#### Given instruction:
Here are some entries; quote each one exactly.

#### Data excerpts:
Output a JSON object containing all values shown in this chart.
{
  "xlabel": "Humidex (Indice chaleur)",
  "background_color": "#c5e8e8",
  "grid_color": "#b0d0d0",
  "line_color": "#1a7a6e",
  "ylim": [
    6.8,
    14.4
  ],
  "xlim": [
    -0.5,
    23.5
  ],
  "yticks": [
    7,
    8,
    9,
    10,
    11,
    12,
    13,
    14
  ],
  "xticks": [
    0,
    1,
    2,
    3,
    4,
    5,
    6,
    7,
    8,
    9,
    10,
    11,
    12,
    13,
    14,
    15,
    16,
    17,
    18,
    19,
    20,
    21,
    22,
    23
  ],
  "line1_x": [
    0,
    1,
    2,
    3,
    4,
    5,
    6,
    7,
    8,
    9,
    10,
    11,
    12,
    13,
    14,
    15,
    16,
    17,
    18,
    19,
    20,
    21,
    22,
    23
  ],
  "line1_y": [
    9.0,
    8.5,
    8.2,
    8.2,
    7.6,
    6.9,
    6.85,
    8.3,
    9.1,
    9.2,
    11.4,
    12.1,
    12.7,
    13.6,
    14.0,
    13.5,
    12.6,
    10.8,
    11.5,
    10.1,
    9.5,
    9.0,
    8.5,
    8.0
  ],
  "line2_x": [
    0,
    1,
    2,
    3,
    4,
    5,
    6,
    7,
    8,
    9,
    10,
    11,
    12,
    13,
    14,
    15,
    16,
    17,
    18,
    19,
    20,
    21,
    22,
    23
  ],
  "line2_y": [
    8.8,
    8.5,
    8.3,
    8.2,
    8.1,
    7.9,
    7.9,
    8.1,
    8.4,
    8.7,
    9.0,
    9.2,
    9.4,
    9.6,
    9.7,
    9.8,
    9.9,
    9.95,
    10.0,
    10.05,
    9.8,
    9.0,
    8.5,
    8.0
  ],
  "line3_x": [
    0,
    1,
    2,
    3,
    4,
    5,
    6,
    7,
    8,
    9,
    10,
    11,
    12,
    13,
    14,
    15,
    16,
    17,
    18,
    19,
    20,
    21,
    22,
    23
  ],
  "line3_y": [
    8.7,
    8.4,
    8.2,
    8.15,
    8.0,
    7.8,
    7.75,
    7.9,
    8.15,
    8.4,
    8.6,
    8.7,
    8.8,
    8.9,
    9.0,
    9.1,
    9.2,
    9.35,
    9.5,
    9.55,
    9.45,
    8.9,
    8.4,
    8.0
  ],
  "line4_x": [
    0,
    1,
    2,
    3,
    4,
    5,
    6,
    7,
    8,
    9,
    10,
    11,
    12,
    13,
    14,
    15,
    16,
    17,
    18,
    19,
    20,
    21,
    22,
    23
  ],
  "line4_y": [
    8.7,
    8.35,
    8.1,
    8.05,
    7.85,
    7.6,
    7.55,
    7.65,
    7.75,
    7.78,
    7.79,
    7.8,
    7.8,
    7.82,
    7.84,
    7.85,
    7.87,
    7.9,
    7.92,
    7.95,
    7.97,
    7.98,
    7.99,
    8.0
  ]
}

#### Completed exercise:
Output a JSON object containing all values shown in this chart.
{
  "xlabel": "Humidex (Indice chaleur)",
  "background_color": "#c5e8e8",
  "grid_color": "#b0d0d0",
  "line_color": "#1a7a6e",
  "ylim": [
    6.8,
    14.4
  ],
  "xlim": [
    -0.5,
    23.5
  ],
  "yticks": [
    7,
    8,
    9,
    10,
    11,
    12,
    13,
    14
  ],
  "xticks": [
    0,
    1,
    2,
    3,
    4,
    5,
    6,
    7,
    8,
    9,
    10,
    11,
    12,
    13,
    14,
    15,
    16,
    17,
    18,
    19,
    20,
    21,
    22,
    23
  ],
  "line1_x": [
    0,
    1,
    2,
    3,
    4,
    5,
    6,
    7,
    8,
    9,
    10,
    11,
    12,
    13,
    14,
    15,
    16,
    17,
    18,
    19,
    20,
    21,
    22,
    23
  ],
  "line1_y": [
    9.0,
    8.5,
    8.2,
    8.2,
    7.6,
    6.9,
    6.85,
    8.3,
    9.1,
    9.2,
    11.4,
    12.1,
    12.7,
    13.6,
    14.0,
    13.5,
    12.6,
    10.8,
    11.5,
    10.1,
    9.5,
    9.0,
    8.5,
    8.0
  ],
  "line2_x": [
    0,
    1,
    2,
    3,
    4,
    5,
    6,
    7,
    8,
    9,
    10,
    11,
    12,
    13,
    14,
    15,
    16,
    17,
    18,
    19,
    20,
    21,
    22,
    23
  ],
  "line2_y": [
    8.8,
    8.5,
    8.3,
    8.2,
    8.1,
    7.9,
    7.9,
    8.1,
    8.4,
    8.7,
    9.0,
    9.2,
    9.4,
    9.6,
    9.7,
    9.8,
    9.9,
    9.95,
    10.0,
    10.05,
    9.8,
    9.0,
    8.5,
    8.0
  ],
  "line3_x": [
    0,
    1,
    2,
    3,
    4,
    5,
    6,
    7,
    8,
    9,
    10,
    11,
    12,
    13,
    14,
    15,
    16,
    17,
    18,
    19,
    20,
    21,
    22,
    23
  ],
  "line3_y": [
    8.7,
    8.4,
    8.2,
    8.15,
    8.0,
    7.8,
    7.75,
    7.9,
    8.15,
    8.4,
    8.6,
    8.7,
    8.8,
    8.9,
    9.0,
    9.1,
    9.2,
    9.35,
    9.5,
    9.55,
    9.45,
    8.9,
    8.4,
    8.0
  ],
  "line4_x": [
    0,
    1,
    2,
    3,
    4,
    5,
    6,
    7,
    8,
    9,
    10,
    11,
    12,
    13,
    14,
    15,
    16,
    17,
    18,
    19,
    20,
    21,
    22,
    23
  ],
  "line4_y": [
    8.7,
    8.35,
    8.1,
    8.05,
    7.85,
    7.6,
    7.55,
    7.65,
    7.75,
    7.78,
    7.79,
    7.8,
    7.8,
    7.82,
    7.84,
    7.85,
    7.87,
    7.9,
    7.92,
    7.95,
    7.97,
    7.98,
    7.99,
    8.0
  ]
}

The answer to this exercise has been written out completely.